■ AUFGABE A ■
Beantworten Sie anhand des Textauszugs:
(i) Um welchen Anteil wurden die Ausgaben für Verbraucherschutz und Schuldnerberatungsstellen gekürzt?
(ii) Wie viele Frauenhäuser mussten infolge der Kürzung geschlossen werden?
(iii) Welcher Betrag steht im Haushalt des nächsten Jahres für den Sozialetat?
■ AUFGABE B ■
Benennen Sie im Textauszug „Blindengeld“ in „Landesblindengeld“ um und geben Sie den Abschnitt zwischen „Das zweite Merkmal“ und „Leistungen massiv kürzen.“ einschließlich wieder.

■ TEXTAUSZUG ■
##########

Ich kann weitergehen - Unterstützung für den Verbraucherschutz: Gerade haben Sie wieder angemahnt, dass wir da mehr brauchen bei dem Verbraucherschutz und den Schuldnerberatungsstellen. Sie haben das zusammengestrichen, um ein Drittel haben Sie die Ausgaben gekürzt und in der Folge sind Angebote zurückgegangen von den Beratungsstellen.
Sie wissen genau wie ich, dass die Insolvenz der Verbraucherzentrale in Thüringen nur im letzten Moment noch abgewendet werden konnte. Sie haben
auch 1 Mio. € bei den Frauenhäusern gestrichen. Folge war, dass neun Häuser deswegen geschlossen werden mussten. Zu all dem haben Sie heute nichts gesagt. Das ist aber Ihre Verantwortung, denn Sie sind nicht nur seit vier Monaten Sozialministerin, Sie waren davor Fraktionsvorsitzende und diese Fraktion hat all diese Kürzungen hier im Landtag durchgesetzt.
Aber es gibt nicht nur die Kürzung der Vergangenheit, sondern der Sozialetat wird auch weiter abgesenkt. Auch dazu haben Sie nichts gesagt. In diesem Jahr stehen im Haushalt noch 412 Mio. €, im nächsten Jahr sind es dann noch 399 Mio. €; weitere 13 Mio. € Kürzungen im kommenden Jahr.
Das erste Merkmal der CDU-Sozialpolitik sind also massive Kürzungen in den letzten Jahren. Dass Sie jetzt an einigen Stellen wieder etwas korrigieren wollen, das will ich anerkennen. Aber es macht all die Kürzungen bei Weitem nicht wett, die Sie in den letzten Jahren hier vollzogen haben.
Das zweite Merkmal sind Planlosigkeit, Zickzack und Chaos. Ich muss noch einmal daran erinnern, ohne jedes Mitleid haben Sie damals das Blindengeld abgeschafft und haben das hier auch im Landtag mit großen Worten begründet. Als dann die Betroffenen vor der Staatskanzlei demonstrierten, taten Sie ganz verwundert.
Aber wer meinte, dass die Betroffenen nach diesen Protesten die Landesregierung dann vielleicht wieder an ihrer Seite gehabt hätten - weit gefehlt. Erst durch massiven wiederholten Druck in der Öffentlichkeit und durch den Blindenverband und die Behindertenverbände ist es überhaupt gelungen, das Blindengeld wieder einzuführen - mit wesentlich verschlechterten Leistungen. Das zeigt Ihre völlige Planlosigkeit in der Sozialpolitik: Abschaffen, uns hier Gründe nennen, dann wieder einführen, aber die Leistungen massiv kürzen.

##########

■ DATENINHALT ■
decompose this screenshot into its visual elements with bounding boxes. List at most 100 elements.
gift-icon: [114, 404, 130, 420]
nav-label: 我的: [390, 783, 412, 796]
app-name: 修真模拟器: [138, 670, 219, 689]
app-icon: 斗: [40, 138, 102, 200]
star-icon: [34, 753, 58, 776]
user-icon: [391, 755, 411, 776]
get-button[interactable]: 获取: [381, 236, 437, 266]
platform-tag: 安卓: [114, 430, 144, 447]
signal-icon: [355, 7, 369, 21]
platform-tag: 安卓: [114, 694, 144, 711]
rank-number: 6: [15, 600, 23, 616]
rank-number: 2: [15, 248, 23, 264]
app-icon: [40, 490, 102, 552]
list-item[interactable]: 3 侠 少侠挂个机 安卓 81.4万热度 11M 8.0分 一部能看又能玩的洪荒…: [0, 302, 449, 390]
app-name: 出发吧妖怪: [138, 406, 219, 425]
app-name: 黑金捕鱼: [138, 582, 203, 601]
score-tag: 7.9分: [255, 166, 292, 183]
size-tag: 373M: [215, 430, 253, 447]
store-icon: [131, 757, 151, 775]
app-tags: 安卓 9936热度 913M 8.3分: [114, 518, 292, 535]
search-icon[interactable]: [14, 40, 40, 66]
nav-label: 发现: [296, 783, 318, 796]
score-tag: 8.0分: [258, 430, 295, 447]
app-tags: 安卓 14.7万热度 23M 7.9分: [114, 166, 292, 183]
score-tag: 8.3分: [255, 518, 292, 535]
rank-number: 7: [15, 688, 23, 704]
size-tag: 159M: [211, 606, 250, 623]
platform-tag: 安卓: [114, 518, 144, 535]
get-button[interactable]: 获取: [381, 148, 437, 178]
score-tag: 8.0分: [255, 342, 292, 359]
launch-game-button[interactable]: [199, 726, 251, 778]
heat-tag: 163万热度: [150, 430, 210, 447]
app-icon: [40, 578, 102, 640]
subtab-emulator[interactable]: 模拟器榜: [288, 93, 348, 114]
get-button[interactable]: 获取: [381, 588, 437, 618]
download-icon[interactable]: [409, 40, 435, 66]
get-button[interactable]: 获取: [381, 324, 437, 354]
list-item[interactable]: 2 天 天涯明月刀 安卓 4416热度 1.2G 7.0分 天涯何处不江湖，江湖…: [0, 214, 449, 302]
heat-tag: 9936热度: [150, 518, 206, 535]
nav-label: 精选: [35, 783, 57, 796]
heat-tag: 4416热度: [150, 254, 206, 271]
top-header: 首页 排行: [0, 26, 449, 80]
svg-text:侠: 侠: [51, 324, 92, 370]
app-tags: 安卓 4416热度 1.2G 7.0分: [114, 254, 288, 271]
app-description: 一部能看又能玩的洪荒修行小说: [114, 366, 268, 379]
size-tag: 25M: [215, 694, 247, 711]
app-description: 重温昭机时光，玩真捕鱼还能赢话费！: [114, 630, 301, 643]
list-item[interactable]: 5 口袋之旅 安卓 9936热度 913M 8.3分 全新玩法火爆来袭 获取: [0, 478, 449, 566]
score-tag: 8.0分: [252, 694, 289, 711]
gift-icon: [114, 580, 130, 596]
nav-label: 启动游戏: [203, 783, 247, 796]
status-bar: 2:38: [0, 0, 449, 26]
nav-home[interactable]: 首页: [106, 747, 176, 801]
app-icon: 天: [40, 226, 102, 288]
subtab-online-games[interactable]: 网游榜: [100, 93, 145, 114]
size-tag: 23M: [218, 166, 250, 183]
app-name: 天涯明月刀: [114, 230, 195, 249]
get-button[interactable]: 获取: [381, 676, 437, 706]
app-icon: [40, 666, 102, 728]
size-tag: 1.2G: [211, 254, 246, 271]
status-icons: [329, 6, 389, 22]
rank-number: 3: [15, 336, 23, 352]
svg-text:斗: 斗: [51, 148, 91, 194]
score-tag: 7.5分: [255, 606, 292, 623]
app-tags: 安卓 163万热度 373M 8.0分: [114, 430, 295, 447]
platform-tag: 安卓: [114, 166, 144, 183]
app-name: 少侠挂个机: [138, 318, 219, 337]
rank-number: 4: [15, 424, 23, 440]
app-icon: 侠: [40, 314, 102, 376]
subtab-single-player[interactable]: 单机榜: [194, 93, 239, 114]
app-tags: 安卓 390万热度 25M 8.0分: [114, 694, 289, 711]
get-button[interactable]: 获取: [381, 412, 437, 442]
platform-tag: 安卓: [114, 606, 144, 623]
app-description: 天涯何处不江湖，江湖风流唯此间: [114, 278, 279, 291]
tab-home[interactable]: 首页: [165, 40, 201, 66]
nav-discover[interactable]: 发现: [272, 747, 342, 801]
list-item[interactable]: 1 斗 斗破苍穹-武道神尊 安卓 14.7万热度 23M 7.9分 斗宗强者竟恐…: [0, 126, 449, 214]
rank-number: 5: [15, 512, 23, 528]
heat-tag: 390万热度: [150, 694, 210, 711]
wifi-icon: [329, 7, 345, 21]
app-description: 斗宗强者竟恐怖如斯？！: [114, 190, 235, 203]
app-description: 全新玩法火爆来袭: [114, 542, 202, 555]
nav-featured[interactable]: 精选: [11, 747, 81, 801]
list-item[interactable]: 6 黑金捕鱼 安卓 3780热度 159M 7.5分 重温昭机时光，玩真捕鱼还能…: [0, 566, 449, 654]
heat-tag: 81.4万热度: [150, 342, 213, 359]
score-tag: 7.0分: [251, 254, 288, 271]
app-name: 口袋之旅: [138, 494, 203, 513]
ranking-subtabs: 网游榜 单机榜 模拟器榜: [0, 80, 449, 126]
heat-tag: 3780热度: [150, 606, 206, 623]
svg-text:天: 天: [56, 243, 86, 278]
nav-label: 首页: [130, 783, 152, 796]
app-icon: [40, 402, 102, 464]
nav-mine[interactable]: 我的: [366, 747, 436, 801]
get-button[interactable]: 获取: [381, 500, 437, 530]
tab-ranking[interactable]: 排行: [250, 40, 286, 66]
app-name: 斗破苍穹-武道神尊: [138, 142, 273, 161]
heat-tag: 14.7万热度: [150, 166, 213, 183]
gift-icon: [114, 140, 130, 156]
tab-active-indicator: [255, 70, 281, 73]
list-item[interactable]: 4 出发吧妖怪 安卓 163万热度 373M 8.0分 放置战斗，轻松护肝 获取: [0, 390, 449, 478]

##########

■ LÖSUNG A ■
(i) Um ein Drittel.
(ii) Neun.
(iii) 399 Mio. €.

■ LÖSUNG B ■
Das zweite Merkmal sind Planlosigkeit, Zickzack und Chaos. Ich muss noch einmal daran erinnern, ohne jedes Mitleid haben Sie damals das Landesblindengeld abgeschafft und haben das hier auch im Landtag mit großen Worten begründet. Als dann die Betroffenen vor der Staatskanzlei demonstrierten, taten Sie ganz verwundert.
Aber wer meinte, dass die Betroffenen nach diesen Protesten die Landesregierung dann vielleicht wieder an ihrer Seite gehabt hätten - weit gefehlt. Erst durch massiven wiederholten Druck in der Öffentlichkeit und durch den Blindenverband und die Behindertenverbände ist es überhaupt gelungen, das Landesblindengeld wieder einzuführen - mit wesentlich verschlechterten Leistungen. Das zeigt Ihre völlige Planlosigkeit in der Sozialpolitik: Abschaffen, uns hier Gründe nennen, dann wieder einführen, aber die Leistungen massiv kürzen.